§ Written instruction
Write out everything from the start of the records down to the line containing "261, 954, 345]", keeping both ends and changing nothing.
--- Record set ---
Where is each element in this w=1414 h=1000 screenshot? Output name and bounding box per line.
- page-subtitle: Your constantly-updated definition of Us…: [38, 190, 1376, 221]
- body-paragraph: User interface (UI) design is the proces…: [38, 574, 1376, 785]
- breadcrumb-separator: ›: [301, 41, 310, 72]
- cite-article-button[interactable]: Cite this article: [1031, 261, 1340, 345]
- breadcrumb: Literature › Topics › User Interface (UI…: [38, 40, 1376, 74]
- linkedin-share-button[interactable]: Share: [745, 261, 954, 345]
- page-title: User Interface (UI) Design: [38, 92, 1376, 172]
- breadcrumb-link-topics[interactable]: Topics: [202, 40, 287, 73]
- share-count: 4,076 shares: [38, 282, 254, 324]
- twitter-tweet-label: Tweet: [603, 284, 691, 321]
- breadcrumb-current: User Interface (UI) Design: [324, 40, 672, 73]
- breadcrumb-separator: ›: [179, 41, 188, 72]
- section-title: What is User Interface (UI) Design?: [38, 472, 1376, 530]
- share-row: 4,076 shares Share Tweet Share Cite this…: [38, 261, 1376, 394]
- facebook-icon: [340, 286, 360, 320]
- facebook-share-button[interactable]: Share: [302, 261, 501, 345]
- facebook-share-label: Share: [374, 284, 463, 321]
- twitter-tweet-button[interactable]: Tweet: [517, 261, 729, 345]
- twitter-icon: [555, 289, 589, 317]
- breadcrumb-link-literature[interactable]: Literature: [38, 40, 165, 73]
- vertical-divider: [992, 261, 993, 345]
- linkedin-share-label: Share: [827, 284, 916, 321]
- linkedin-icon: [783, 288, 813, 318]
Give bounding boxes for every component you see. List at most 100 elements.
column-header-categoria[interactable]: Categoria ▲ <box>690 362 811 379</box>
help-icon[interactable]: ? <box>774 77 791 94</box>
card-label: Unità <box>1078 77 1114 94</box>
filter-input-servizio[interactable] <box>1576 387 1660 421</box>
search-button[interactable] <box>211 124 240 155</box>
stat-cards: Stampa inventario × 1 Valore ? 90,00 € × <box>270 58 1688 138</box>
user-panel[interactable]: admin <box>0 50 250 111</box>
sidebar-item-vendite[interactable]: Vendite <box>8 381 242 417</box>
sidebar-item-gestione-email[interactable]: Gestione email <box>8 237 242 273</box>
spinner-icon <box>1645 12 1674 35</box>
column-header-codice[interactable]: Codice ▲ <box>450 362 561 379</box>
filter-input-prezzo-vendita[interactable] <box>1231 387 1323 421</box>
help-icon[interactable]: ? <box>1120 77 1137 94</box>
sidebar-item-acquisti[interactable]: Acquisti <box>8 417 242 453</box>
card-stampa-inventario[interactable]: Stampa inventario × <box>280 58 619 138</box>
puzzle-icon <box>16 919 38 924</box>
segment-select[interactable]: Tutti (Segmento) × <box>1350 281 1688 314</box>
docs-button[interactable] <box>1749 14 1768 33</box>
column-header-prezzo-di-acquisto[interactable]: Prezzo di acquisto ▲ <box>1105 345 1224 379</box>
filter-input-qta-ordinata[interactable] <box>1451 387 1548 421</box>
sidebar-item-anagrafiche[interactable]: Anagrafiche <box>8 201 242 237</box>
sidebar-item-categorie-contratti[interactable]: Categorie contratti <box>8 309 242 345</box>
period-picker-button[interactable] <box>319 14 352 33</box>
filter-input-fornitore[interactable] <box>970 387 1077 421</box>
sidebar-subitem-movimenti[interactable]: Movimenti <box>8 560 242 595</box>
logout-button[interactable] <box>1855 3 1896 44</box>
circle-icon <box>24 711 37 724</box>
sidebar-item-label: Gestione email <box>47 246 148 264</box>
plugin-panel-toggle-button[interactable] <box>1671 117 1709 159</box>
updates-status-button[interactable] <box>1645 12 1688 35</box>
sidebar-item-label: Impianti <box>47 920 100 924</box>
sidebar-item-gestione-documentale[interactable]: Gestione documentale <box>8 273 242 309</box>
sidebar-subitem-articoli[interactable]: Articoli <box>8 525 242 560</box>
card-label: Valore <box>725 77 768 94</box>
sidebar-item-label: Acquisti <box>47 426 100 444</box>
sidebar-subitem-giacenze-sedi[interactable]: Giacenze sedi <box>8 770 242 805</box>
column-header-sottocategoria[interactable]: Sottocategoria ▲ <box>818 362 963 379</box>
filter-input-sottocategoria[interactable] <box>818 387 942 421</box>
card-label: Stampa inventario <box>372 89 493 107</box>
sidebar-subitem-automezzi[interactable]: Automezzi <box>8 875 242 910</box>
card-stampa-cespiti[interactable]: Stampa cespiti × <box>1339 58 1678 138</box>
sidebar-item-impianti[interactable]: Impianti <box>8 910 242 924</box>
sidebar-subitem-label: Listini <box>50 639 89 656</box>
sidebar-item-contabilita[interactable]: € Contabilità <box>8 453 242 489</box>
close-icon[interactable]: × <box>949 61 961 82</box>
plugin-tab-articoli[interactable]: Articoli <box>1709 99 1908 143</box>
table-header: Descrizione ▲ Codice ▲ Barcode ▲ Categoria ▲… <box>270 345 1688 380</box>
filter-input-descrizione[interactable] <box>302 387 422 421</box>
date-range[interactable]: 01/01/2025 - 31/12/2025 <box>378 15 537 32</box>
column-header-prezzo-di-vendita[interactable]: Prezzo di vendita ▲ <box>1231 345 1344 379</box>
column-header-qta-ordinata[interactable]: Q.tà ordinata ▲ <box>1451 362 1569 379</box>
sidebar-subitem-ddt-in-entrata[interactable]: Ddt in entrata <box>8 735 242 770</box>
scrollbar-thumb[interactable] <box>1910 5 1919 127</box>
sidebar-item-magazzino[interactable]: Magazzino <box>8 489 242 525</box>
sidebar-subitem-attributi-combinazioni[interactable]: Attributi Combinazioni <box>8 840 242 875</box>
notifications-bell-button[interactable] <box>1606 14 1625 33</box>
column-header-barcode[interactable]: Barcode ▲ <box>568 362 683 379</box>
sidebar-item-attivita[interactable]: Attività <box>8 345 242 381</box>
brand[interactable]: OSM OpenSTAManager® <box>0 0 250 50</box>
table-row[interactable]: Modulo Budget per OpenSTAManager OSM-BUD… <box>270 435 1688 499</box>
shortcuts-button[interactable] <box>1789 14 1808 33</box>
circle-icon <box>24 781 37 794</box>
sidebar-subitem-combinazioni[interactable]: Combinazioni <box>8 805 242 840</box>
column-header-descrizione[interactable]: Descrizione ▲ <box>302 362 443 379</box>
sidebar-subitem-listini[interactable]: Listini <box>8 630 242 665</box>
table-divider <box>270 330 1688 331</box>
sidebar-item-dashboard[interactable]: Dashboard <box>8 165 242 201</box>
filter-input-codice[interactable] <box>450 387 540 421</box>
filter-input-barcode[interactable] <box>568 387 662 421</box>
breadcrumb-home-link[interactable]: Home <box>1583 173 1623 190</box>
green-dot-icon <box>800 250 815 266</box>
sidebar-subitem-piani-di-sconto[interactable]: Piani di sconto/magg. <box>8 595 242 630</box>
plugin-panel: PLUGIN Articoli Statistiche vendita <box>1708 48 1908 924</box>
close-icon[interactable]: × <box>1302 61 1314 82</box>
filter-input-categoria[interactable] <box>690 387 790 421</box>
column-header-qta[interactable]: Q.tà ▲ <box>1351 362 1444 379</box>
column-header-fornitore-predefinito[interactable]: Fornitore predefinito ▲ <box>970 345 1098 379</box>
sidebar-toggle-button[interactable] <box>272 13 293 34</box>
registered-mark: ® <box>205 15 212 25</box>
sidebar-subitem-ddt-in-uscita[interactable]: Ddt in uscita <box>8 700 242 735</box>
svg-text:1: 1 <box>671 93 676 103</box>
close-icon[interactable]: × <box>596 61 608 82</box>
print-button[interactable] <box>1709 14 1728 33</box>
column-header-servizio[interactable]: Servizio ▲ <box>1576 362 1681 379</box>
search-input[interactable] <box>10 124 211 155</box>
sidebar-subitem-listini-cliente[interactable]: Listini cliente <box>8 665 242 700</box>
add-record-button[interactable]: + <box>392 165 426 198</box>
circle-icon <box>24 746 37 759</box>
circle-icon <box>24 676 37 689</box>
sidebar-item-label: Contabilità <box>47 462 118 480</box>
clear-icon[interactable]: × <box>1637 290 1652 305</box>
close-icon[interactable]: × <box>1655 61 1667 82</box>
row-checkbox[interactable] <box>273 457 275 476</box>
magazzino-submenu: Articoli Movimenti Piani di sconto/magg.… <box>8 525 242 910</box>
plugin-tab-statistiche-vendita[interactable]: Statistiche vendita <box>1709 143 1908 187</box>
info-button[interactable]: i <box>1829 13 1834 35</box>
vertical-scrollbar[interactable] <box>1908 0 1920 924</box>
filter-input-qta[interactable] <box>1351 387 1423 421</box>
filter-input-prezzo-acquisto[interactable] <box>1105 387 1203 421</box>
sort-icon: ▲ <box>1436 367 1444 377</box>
---
§ Exercise result
Where is each element in this w=1414 h=1000 screenshot? Output name and bounding box per line.
- page-subtitle: Your constantly-updated definition of Us…: [38, 190, 1376, 221]
- body-paragraph: User interface (UI) design is the proces…: [38, 574, 1376, 785]
- breadcrumb-separator: ›: [301, 41, 310, 72]
- cite-article-button[interactable]: Cite this article: [1031, 261, 1340, 345]
- breadcrumb: Literature › Topics › User Interface (UI…: [38, 40, 1376, 74]
- linkedin-share-button[interactable]: Share: [745, 261, 954, 345]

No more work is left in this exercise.